→ **Work instructions**
Read through the entries below and return each line with the word "εἴδους".

-------- Data to process --------

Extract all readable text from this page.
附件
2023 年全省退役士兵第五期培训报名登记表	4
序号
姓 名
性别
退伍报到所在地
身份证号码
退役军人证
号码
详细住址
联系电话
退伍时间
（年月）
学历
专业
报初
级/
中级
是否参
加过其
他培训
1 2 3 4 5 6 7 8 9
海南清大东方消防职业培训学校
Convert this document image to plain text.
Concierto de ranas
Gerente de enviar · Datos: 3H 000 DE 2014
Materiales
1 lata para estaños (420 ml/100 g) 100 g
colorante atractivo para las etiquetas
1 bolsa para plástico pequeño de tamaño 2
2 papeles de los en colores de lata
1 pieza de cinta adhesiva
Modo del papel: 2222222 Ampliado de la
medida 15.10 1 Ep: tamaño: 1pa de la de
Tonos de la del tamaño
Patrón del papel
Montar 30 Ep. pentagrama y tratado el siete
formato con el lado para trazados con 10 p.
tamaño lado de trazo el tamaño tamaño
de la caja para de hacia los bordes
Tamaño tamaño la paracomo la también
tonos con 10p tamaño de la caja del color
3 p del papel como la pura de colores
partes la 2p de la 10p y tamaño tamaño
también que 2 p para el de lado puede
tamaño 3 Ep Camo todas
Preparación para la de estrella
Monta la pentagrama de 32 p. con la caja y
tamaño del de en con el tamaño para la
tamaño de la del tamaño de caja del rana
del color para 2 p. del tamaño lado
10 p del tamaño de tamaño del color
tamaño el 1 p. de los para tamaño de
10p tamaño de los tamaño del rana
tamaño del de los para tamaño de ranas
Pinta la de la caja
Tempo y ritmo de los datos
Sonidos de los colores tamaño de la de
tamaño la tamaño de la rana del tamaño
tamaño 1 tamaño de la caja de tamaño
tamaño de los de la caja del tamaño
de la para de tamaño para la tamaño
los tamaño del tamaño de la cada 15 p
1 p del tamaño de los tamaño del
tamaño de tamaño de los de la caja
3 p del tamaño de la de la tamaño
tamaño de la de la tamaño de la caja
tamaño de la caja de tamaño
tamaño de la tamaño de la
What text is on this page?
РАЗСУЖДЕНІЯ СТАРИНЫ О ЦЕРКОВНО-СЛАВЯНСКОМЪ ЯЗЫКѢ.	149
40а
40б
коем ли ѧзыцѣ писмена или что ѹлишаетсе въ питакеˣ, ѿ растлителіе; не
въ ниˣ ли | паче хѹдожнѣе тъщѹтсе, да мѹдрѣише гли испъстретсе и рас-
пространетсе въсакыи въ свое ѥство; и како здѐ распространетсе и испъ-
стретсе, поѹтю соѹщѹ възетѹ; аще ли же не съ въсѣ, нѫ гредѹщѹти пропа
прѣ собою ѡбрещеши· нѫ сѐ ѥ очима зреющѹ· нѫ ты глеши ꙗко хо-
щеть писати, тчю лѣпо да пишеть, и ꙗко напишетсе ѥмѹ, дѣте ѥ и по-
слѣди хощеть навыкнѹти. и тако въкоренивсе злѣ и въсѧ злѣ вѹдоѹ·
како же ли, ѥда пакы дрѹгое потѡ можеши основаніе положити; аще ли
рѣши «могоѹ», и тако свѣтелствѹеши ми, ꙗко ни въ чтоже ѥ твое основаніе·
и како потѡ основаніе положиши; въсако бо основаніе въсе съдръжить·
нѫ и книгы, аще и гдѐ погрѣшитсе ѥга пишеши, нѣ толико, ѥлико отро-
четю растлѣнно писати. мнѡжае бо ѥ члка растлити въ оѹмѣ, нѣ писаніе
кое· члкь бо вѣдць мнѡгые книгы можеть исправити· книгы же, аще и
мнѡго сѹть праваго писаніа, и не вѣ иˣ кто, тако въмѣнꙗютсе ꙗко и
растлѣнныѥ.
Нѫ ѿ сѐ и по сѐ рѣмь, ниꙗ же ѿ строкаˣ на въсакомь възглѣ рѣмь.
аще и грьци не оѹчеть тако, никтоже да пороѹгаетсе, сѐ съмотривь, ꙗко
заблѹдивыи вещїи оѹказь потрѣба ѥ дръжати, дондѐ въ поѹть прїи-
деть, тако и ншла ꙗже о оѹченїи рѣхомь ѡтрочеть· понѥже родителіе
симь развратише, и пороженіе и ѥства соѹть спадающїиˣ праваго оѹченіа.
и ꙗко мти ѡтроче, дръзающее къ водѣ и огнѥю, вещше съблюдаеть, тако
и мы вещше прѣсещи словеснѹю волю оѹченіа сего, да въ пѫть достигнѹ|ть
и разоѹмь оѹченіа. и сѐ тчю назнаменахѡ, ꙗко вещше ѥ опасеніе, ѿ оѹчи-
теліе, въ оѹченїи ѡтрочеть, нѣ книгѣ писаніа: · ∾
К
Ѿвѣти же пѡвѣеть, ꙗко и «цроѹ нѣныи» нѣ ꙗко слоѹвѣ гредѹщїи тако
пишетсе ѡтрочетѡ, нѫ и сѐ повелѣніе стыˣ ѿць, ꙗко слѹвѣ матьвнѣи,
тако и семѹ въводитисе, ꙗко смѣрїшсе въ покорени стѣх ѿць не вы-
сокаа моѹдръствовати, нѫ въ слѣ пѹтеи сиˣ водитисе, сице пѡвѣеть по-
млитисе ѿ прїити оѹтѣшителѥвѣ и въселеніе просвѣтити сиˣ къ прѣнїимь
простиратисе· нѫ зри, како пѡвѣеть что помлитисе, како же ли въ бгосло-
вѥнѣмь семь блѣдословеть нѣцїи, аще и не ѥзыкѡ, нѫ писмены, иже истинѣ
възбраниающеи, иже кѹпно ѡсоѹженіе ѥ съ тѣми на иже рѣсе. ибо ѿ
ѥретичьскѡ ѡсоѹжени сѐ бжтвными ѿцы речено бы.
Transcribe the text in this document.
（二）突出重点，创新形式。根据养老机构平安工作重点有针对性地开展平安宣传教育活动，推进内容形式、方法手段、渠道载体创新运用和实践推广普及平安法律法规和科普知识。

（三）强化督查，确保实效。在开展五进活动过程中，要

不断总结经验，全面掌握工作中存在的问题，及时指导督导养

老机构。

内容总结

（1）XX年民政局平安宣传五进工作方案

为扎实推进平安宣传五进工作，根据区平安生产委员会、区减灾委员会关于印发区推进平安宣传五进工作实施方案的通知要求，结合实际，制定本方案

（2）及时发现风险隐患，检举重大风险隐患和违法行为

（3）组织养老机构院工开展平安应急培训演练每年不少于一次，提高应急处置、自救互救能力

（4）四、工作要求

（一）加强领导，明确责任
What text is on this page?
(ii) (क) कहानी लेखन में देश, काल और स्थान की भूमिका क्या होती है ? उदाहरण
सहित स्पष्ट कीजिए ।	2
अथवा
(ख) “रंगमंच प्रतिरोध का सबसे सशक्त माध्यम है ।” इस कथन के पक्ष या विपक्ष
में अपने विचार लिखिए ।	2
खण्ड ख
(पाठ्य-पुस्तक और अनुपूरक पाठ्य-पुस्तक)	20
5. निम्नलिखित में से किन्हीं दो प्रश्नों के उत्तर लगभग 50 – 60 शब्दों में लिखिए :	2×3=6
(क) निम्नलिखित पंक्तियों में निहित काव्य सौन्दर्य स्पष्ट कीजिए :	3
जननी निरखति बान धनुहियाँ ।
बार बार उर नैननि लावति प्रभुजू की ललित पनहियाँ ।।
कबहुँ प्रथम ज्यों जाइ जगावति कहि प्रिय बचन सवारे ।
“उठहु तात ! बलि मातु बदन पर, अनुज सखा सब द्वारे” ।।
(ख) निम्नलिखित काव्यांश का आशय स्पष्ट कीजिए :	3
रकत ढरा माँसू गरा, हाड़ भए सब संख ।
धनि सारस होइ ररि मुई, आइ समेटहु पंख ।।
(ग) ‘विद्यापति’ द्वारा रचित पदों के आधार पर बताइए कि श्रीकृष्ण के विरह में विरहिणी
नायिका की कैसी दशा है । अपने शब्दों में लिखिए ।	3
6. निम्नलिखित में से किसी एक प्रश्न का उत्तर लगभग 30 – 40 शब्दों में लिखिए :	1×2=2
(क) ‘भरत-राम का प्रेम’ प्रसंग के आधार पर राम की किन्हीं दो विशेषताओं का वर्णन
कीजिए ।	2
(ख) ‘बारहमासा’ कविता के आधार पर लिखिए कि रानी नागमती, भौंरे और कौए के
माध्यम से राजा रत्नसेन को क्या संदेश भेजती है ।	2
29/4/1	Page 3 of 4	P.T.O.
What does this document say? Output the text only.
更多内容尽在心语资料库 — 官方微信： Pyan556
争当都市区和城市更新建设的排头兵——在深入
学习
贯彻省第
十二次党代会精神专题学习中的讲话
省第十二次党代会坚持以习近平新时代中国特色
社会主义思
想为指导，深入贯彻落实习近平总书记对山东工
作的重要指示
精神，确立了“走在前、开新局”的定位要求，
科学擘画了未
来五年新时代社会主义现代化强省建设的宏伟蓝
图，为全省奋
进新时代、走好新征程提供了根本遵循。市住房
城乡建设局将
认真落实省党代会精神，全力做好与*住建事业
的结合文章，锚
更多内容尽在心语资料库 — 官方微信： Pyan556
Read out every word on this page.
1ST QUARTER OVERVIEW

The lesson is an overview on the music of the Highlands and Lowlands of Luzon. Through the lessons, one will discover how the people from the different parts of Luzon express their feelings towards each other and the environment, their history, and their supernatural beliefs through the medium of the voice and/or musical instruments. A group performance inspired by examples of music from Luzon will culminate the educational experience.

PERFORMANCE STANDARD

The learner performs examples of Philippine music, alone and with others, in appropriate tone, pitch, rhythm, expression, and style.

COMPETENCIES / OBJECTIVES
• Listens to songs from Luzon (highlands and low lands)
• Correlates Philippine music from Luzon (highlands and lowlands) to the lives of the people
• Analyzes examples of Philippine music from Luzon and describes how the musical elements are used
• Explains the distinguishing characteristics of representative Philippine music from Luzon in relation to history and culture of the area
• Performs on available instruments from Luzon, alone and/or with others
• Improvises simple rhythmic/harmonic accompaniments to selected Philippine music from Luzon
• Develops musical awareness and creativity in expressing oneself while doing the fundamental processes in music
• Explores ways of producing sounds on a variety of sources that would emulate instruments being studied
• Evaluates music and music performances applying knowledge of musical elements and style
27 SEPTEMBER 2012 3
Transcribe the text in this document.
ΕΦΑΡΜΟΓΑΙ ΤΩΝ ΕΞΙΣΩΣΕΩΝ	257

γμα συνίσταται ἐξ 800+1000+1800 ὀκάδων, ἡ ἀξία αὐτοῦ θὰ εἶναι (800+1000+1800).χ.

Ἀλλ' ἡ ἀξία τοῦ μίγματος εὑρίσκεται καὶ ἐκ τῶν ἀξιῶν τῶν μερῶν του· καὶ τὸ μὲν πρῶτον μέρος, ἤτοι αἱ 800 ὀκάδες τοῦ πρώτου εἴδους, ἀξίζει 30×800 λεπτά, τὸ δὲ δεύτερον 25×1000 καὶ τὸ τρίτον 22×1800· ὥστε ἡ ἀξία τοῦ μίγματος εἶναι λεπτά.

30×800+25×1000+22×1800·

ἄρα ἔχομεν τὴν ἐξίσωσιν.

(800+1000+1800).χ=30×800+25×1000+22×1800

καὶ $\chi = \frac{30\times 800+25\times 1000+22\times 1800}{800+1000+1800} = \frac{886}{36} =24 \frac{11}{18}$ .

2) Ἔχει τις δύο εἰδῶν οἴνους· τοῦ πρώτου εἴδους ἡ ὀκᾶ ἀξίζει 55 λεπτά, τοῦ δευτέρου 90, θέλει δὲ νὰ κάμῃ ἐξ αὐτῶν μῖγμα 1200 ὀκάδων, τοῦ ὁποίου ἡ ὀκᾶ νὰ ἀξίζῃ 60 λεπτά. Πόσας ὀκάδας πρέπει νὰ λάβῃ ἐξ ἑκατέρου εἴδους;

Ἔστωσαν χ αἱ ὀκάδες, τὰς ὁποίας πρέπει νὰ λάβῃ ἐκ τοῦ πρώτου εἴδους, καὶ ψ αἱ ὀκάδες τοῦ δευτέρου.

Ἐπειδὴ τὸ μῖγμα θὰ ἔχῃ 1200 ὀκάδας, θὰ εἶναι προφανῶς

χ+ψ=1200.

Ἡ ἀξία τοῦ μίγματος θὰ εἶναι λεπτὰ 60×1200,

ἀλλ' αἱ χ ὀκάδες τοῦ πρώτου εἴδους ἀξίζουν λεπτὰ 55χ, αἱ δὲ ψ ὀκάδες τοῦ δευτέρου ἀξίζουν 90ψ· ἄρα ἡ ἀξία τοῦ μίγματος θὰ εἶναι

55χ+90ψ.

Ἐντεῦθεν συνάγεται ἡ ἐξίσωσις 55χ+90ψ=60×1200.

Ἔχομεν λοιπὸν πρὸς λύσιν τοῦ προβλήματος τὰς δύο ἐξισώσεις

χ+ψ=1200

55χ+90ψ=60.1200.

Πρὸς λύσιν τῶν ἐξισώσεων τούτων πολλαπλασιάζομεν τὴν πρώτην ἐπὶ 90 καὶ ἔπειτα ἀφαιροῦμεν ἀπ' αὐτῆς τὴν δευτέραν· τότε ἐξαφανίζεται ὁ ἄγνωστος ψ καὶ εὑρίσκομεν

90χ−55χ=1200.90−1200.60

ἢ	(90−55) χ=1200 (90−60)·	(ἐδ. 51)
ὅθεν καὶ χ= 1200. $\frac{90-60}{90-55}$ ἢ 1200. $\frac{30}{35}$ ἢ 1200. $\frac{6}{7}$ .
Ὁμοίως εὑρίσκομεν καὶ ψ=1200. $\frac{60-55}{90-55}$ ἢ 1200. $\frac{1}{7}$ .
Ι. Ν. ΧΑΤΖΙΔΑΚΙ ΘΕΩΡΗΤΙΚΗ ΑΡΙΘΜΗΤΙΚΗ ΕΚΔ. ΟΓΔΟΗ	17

--------

→ **Written reply**
Ἀλλ' ἡ ἀξία τοῦ μίγματος εὑρίσκεται καὶ ἐκ τῶν ἀξιῶν τῶν μερῶν του· καὶ τὸ μὲν πρῶτον μέρος, ἤτοι αἱ 800 ὀκάδες τοῦ πρώτου εἴδους, ἀξίζει 30×800 λεπτά, τὸ δὲ δεύτερον 25×1000 καὶ τὸ τρίτον 22×1800· ὥστε ἡ ἀξία τοῦ μίγματος εἶναι λεπτά.
2) Ἔχει τις δύο εἰδῶν οἴνους· τοῦ πρώτου εἴδους ἡ ὀκᾶ ἀξίζει 55 λεπτά, τοῦ δευτέρου 90, θέλει δὲ νὰ κάμῃ ἐξ αὐτῶν μῖγμα 1200 ὀκάδων, τοῦ ὁποίου ἡ ὀκᾶ νὰ ἀξίζῃ 60 λεπτά. Πόσας ὀκάδας πρέπει νὰ λάβῃ ἐξ ἑκατέρου εἴδους;
Ἔστωσαν χ αἱ ὀκάδες, τὰς ὁποίας πρέπει νὰ λάβῃ ἐκ τοῦ πρώτου εἴδους, καὶ ψ αἱ ὀκάδες τοῦ δευτέρου.
ἀλλ' αἱ χ ὀκάδες τοῦ πρώτου εἴδους ἀξίζουν λεπτὰ 55χ, αἱ δὲ ψ ὀκάδες τοῦ δευτέρου ἀξίζουν 90ψ· ἄρα ἡ ἀξία τοῦ μίγματος θὰ εἶναι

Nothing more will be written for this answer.